DATA TO USE:
++++++++
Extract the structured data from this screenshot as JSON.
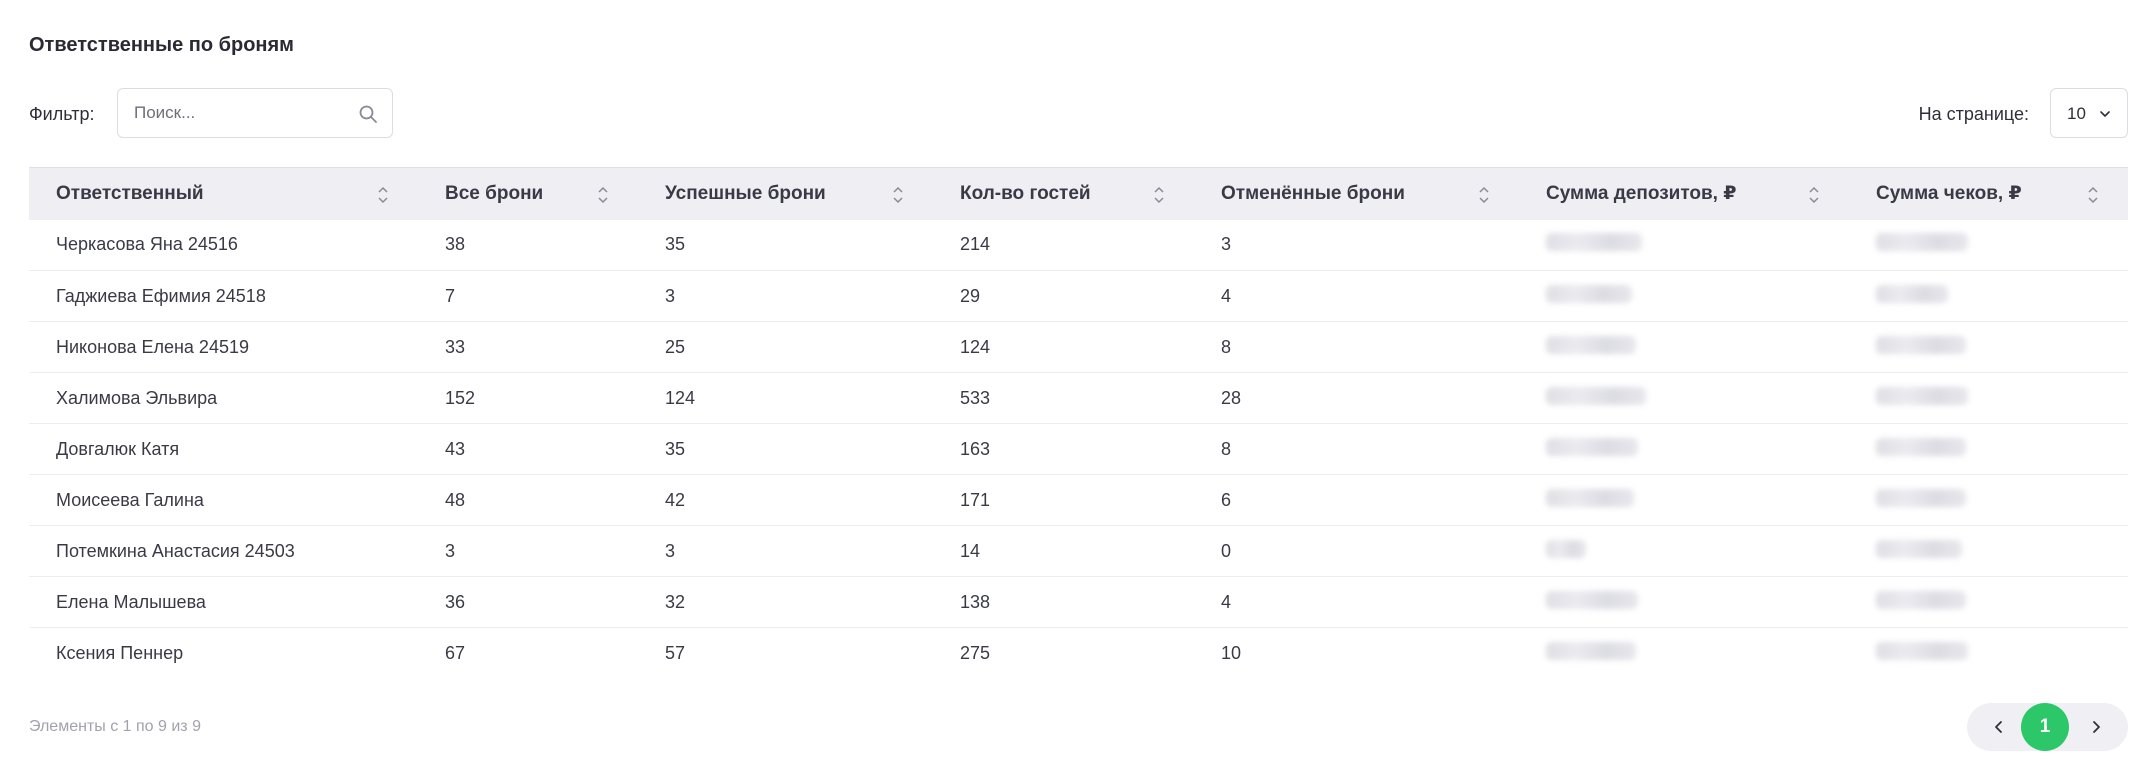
{
  "title": "Ответственные по броням",
  "filter": {
    "label": "Фильтр:",
    "search_placeholder": "Поиск...",
    "search_value": ""
  },
  "per_page": {
    "label": "На странице:",
    "value": "10"
  },
  "table": {
    "columns": [
      "Ответственный",
      "Все брони",
      "Успешные брони",
      "Кол-во гостей",
      "Отменённые брони",
      "Сумма депозитов, ₽",
      "Сумма чеков, ₽"
    ],
    "rows": [
      [
        "Черкасова Яна 24516",
        "38",
        "35",
        "214",
        "3"
      ],
      [
        "Гаджиева Ефимия 24518",
        "7",
        "3",
        "29",
        "4"
      ],
      [
        "Никонова Елена 24519",
        "33",
        "25",
        "124",
        "8"
      ],
      [
        "Халимова Эльвира",
        "152",
        "124",
        "533",
        "28"
      ],
      [
        "Довгалюк Катя",
        "43",
        "35",
        "163",
        "8"
      ],
      [
        "Моисеева Галина",
        "48",
        "42",
        "171",
        "6"
      ],
      [
        "Потемкина Анастасия 24503",
        "3",
        "3",
        "14",
        "0"
      ],
      [
        "Елена Малышева",
        "36",
        "32",
        "138",
        "4"
      ],
      [
        "Ксения Пеннер",
        "67",
        "57",
        "275",
        "10"
      ]
    ],
    "blurred_note": "deposit and check sums are redacted"
  },
  "footer": {
    "info": "Элементы с 1 по 9 из 9",
    "current_page": "1"
  },
  "colors": {
    "accent": "#2bc768",
    "header_bg": "#eeeef3"
  },
  "icons": {
    "search": "search-icon",
    "sort": "sort-icon",
    "chevron": "chevron-down-icon",
    "prev": "chevron-left-icon",
    "next": "chevron-right-icon"
  }
}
++++++++
SHORT EXERCISE: Transcribe the records above exactly as they appear, leaving out any pictures.

WRITTEN SOLUTION:
Extract the structured data from this screenshot as JSON.
{
  "title": "Ответственные по броням",
  "filter": {
    "label": "Фильтр:",
    "search_placeholder": "Поиск...",
    "search_value": ""
  },
  "per_page": {
    "label": "На странице:",
    "value": "10"
  },
  "table": {
    "columns": [
      "Ответственный",
      "Все брони",
      "Успешные брони",
      "Кол-во гостей",
      "Отменённые брони",
      "Сумма депозитов, ₽",
      "Сумма чеков, ₽"
    ],
    "rows": [
      [
        "Черкасова Яна 24516",
        "38",
        "35",
        "214",
        "3"
      ],
      [
        "Гаджиева Ефимия 24518",
        "7",
        "3",
        "29",
        "4"
      ],
      [
        "Никонова Елена 24519",
        "33",
        "25",
        "124",
        "8"
      ],
      [
        "Халимова Эльвира",
        "152",
        "124",
        "533",
        "28"
      ],
      [
        "Довгалюк Катя",
        "43",
        "35",
        "163",
        "8"
      ],
      [
        "Моисеева Галина",
        "48",
        "42",
        "171",
        "6"
      ],
      [
        "Потемкина Анастасия 24503",
        "3",
        "3",
        "14",
        "0"
      ],
      [
        "Елена Малышева",
        "36",
        "32",
        "138",
        "4"
      ],
      [
        "Ксения Пеннер",
        "67",
        "57",
        "275",
        "10"
      ]
    ],
    "blurred_note": "deposit and check sums are redacted"
  },
  "footer": {
    "info": "Элементы с 1 по 9 из 9",
    "current_page": "1"
  },
  "colors": {
    "accent": "#2bc768",
    "header_bg": "#eeeef3"
  },
  "icons": {
    "search": "search-icon",
    "sort": "sort-icon",
    "chevron": "chevron-down-icon",
    "prev": "chevron-left-icon",
    "next": "chevron-right-icon"
  }
}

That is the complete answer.